(Dataset records on visual material)
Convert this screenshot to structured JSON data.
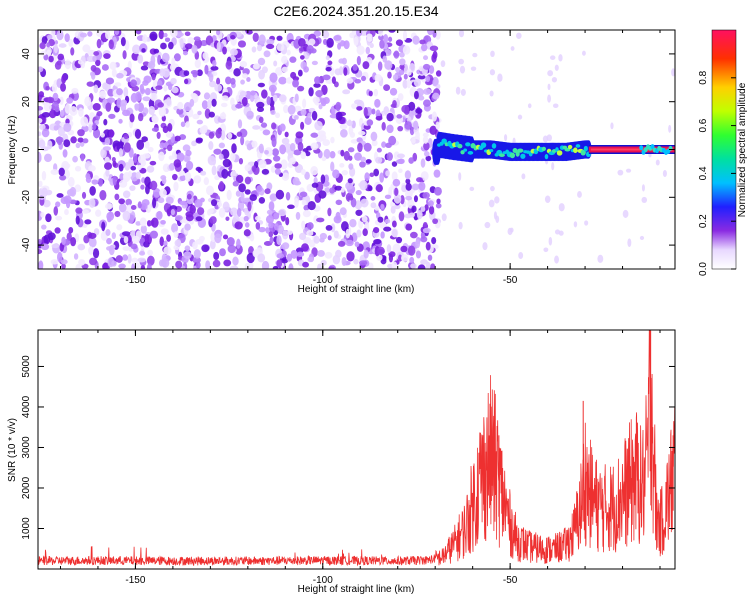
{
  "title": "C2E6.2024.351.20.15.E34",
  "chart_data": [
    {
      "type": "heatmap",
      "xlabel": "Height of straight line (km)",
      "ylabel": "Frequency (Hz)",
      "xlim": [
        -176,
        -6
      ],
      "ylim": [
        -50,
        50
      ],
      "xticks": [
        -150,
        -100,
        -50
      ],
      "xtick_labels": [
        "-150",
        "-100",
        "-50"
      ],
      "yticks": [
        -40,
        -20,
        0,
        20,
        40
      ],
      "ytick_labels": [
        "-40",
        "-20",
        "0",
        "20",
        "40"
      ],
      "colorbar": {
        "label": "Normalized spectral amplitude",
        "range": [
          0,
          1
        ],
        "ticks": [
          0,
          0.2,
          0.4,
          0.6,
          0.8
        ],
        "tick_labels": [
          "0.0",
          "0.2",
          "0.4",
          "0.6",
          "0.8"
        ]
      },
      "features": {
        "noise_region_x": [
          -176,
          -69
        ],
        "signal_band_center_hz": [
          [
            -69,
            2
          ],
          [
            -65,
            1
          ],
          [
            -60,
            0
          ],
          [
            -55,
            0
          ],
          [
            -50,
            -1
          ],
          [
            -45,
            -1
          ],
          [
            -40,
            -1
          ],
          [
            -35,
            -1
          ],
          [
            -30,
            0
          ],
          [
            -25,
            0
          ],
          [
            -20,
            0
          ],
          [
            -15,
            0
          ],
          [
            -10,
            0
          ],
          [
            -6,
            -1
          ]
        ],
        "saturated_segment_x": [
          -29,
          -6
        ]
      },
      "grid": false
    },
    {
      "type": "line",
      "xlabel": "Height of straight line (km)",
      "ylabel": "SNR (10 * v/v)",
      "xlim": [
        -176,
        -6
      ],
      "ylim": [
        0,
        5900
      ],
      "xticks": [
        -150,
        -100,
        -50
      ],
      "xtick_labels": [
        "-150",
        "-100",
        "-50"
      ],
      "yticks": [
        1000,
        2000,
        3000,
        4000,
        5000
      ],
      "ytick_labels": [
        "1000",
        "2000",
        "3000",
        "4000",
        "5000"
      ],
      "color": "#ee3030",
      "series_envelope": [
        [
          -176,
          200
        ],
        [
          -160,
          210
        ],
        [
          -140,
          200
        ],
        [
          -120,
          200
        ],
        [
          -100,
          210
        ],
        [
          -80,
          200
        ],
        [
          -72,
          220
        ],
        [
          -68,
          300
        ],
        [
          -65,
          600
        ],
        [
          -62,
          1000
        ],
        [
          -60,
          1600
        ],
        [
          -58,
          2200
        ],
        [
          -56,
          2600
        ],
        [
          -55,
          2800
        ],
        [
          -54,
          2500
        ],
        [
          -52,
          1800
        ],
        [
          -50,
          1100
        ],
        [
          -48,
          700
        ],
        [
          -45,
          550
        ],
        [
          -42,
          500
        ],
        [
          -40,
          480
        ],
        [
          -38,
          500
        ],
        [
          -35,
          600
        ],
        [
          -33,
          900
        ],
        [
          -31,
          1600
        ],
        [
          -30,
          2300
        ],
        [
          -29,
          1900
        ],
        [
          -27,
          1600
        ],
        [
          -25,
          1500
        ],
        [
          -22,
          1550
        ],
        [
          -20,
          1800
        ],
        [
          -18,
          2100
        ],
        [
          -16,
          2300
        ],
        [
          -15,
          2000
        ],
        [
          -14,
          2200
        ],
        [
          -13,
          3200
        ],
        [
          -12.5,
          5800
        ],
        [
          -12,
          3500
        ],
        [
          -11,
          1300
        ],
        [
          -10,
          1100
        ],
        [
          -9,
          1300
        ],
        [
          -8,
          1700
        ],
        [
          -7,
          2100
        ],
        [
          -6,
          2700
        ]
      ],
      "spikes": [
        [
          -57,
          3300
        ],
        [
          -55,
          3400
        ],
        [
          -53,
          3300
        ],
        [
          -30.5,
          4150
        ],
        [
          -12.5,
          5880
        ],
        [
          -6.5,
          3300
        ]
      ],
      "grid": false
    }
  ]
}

> [Task description]: Leave the pictures out and copy the rest of the data exactly.

> [Answer to the task]:
Convert this screenshot to structured JSON data.
{
  "title": "C2E6.2024.351.20.15.E34",
  "chart_data": [
    {
      "type": "heatmap",
      "xlabel": "Height of straight line (km)",
      "ylabel": "Frequency (Hz)",
      "xlim": [
        -176,
        -6
      ],
      "ylim": [
        -50,
        50
      ],
      "xticks": [
        -150,
        -100,
        -50
      ],
      "xtick_labels": [
        "-150",
        "-100",
        "-50"
      ],
      "yticks": [
        -40,
        -20,
        0,
        20,
        40
      ],
      "ytick_labels": [
        "-40",
        "-20",
        "0",
        "20",
        "40"
      ],
      "colorbar": {
        "label": "Normalized spectral amplitude",
        "range": [
          0,
          1
        ],
        "ticks": [
          0,
          0.2,
          0.4,
          0.6,
          0.8
        ],
        "tick_labels": [
          "0.0",
          "0.2",
          "0.4",
          "0.6",
          "0.8"
        ]
      },
      "features": {
        "noise_region_x": [
          -176,
          -69
        ],
        "signal_band_center_hz": [
          [
            -69,
            2
          ],
          [
            -65,
            1
          ],
          [
            -60,
            0
          ],
          [
            -55,
            0
          ],
          [
            -50,
            -1
          ],
          [
            -45,
            -1
          ],
          [
            -40,
            -1
          ],
          [
            -35,
            -1
          ],
          [
            -30,
            0
          ],
          [
            -25,
            0
          ],
          [
            -20,
            0
          ],
          [
            -15,
            0
          ],
          [
            -10,
            0
          ],
          [
            -6,
            -1
          ]
        ],
        "saturated_segment_x": [
          -29,
          -6
        ]
      },
      "grid": false
    },
    {
      "type": "line",
      "xlabel": "Height of straight line (km)",
      "ylabel": "SNR (10 * v/v)",
      "xlim": [
        -176,
        -6
      ],
      "ylim": [
        0,
        5900
      ],
      "xticks": [
        -150,
        -100,
        -50
      ],
      "xtick_labels": [
        "-150",
        "-100",
        "-50"
      ],
      "yticks": [
        1000,
        2000,
        3000,
        4000,
        5000
      ],
      "ytick_labels": [
        "1000",
        "2000",
        "3000",
        "4000",
        "5000"
      ],
      "color": "#ee3030",
      "series_envelope": [
        [
          -176,
          200
        ],
        [
          -160,
          210
        ],
        [
          -140,
          200
        ],
        [
          -120,
          200
        ],
        [
          -100,
          210
        ],
        [
          -80,
          200
        ],
        [
          -72,
          220
        ],
        [
          -68,
          300
        ],
        [
          -65,
          600
        ],
        [
          -62,
          1000
        ],
        [
          -60,
          1600
        ],
        [
          -58,
          2200
        ],
        [
          -56,
          2600
        ],
        [
          -55,
          2800
        ],
        [
          -54,
          2500
        ],
        [
          -52,
          1800
        ],
        [
          -50,
          1100
        ],
        [
          -48,
          700
        ],
        [
          -45,
          550
        ],
        [
          -42,
          500
        ],
        [
          -40,
          480
        ],
        [
          -38,
          500
        ],
        [
          -35,
          600
        ],
        [
          -33,
          900
        ],
        [
          -31,
          1600
        ],
        [
          -30,
          2300
        ],
        [
          -29,
          1900
        ],
        [
          -27,
          1600
        ],
        [
          -25,
          1500
        ],
        [
          -22,
          1550
        ],
        [
          -20,
          1800
        ],
        [
          -18,
          2100
        ],
        [
          -16,
          2300
        ],
        [
          -15,
          2000
        ],
        [
          -14,
          2200
        ],
        [
          -13,
          3200
        ],
        [
          -12.5,
          5800
        ],
        [
          -12,
          3500
        ],
        [
          -11,
          1300
        ],
        [
          -10,
          1100
        ],
        [
          -9,
          1300
        ],
        [
          -8,
          1700
        ],
        [
          -7,
          2100
        ],
        [
          -6,
          2700
        ]
      ],
      "spikes": [
        [
          -57,
          3300
        ],
        [
          -55,
          3400
        ],
        [
          -53,
          3300
        ],
        [
          -30.5,
          4150
        ],
        [
          -12.5,
          5880
        ],
        [
          -6.5,
          3300
        ]
      ],
      "grid": false
    }
  ]
}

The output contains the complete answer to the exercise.